Dataset entries
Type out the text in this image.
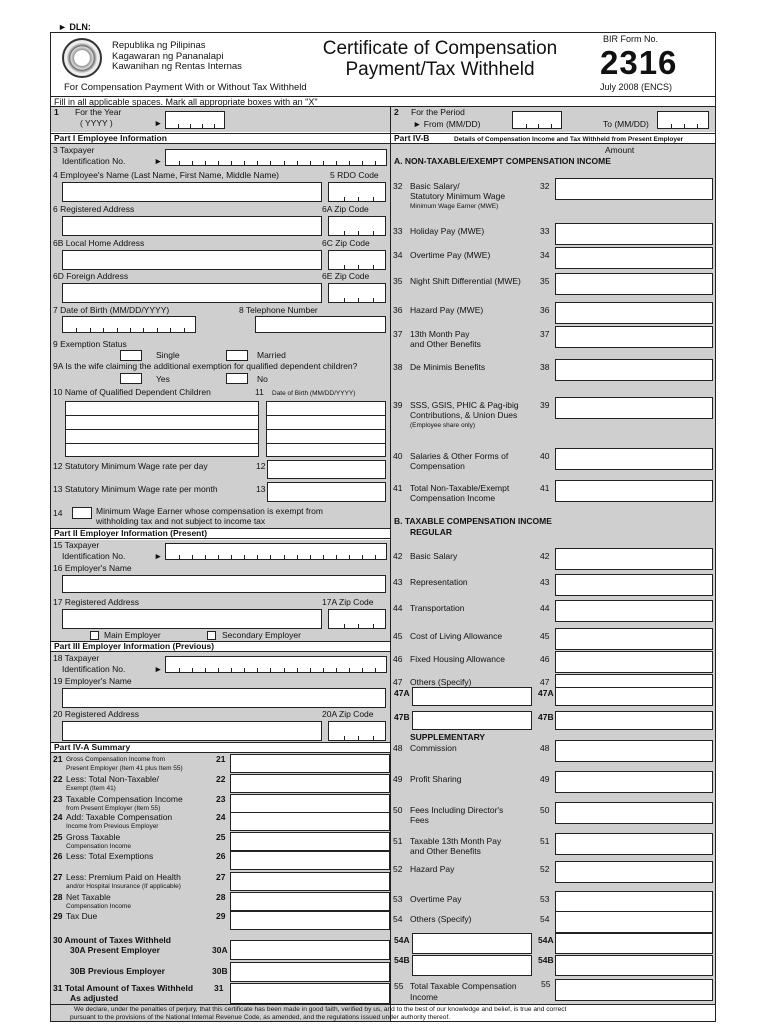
► DLN:
Republika ng Pilipinas
Kagawaran ng Pananalapi
Kawanihan ng Rentas Internas
Certificate of Compensation
Payment/Tax Withheld
BIR Form No.
2316
July 2008 (ENCS)
For Compensation Payment With or Without Tax Withheld
Fill in all applicable spaces. Mark all appropriate boxes with an "X"
1 For the Year
( YYYY )	►
2 For the Period
► From (MM/DD)	To (MM/DD)
Part I Employee Information
3 Taxpayer
Identification No.	►
4 Employee's Name (Last Name, First Name, Middle Name)	5 RDO Code
6 Registered Address	6A Zip Code
6B Local Home Address	6C Zip Code
6D Foreign Address	6E Zip Code
7 Date of Birth (MM/DD/YYYY)	8 Telephone Number
9 Exemption Status
Single	Married
9A Is the wife claiming the additional exemption for qualified dependent children?
Yes	No
10 Name of Qualified Dependent Children	11 Date of Birth (MM/DD/YYYY)
12 Statutory Minimum Wage rate per day	12
13 Statutory Minimum Wage rate per month	13
14	Minimum Wage Earner whose compensation is exempt from
withholding tax and not subject to income tax
Part II Employer Information (Present)
15 Taxpayer
Identification No.	►
16 Employer's Name
17 Registered Address	17A Zip Code
Main Employer	Secondary Employer
Part III Employer Information (Previous)
18 Taxpayer
Identification No.	►
19 Employer's Name
20 Registered Address	20A Zip Code
Part IV-A Summary
21 Gross Compensation Income from
Present Employer (Item 41 plus Item 55)
21
22 Less: Total Non-Taxable/
Exempt (Item 41)
22
23 Taxable Compensation Income
from Present Employer (Item 55)
23
24 Add: Taxable Compensation
Income from Previous Employer
24
25 Gross Taxable
Compensation Income
25
26 Less: Total Exemptions	26
27 Less: Premium Paid on Health
and/or Hospital Insurance (If applicable)
27
28 Net Taxable
Compensation Income
28
29 Tax Due	29
30 Amount of Taxes Withheld
30A Present Employer	30A
30B Previous Employer	30B
31 Total Amount of Taxes Withheld
As adjusted
31
Part IV-B	Details of Compensation Income and Tax Withheld from Present Employer
Amount
A. NON-TAXABLE/EXEMPT COMPENSATION INCOME
32 Basic Salary/
Statutory Minimum Wage
Minimum Wage Earner (MWE)
32
33 Holiday Pay (MWE)	33
34 Overtime Pay (MWE)	34
35 Night Shift Differential (MWE) 35
36 Hazard Pay (MWE)	36
37 13th Month Pay
and Other Benefits
37
38 De Minimis Benefits	38
39 SSS, GSIS, PHIC & Pag-ibig
Contributions, & Union Dues
(Employee share only)
39
40 Salaries & Other Forms of
Compensation
40
41 Total Non-Taxable/Exempt
Compensation Income
41
B. TAXABLE COMPENSATION INCOME
REGULAR
42 Basic Salary	42
43 Representation	43
44 Transportation	44
45 Cost of Living Allowance	45
46 Fixed Housing Allowance	46
47 Others (Specify)	47
47A	47A
47B	47B
SUPPLEMENTARY
48 Commission	48
49 Profit Sharing	49
50 Fees Including Director's
Fees
50
51 Taxable 13th Month Pay
and Other Benefits
51
52 Hazard Pay	52
53 Overtime Pay	53
54 Others (Specify)	54
54A	54A
54B	54B
55 Total Taxable Compensation
Income
55
We declare, under the penalties of perjury, that this certificate has been made in good faith, verified by us, and to the best of our knowledge and belief, is true and correct
pursuant to the provisions of the National Internal Revenue Code, as amended, and the regulations issued under authority thereof.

▸ Written problem: From the entries above, copy each line holding "Item".

▸ Solution to the exercise:
Present Employer (Item 41 plus Item 55)
Exempt (Item 41)
from Present Employer (Item 55)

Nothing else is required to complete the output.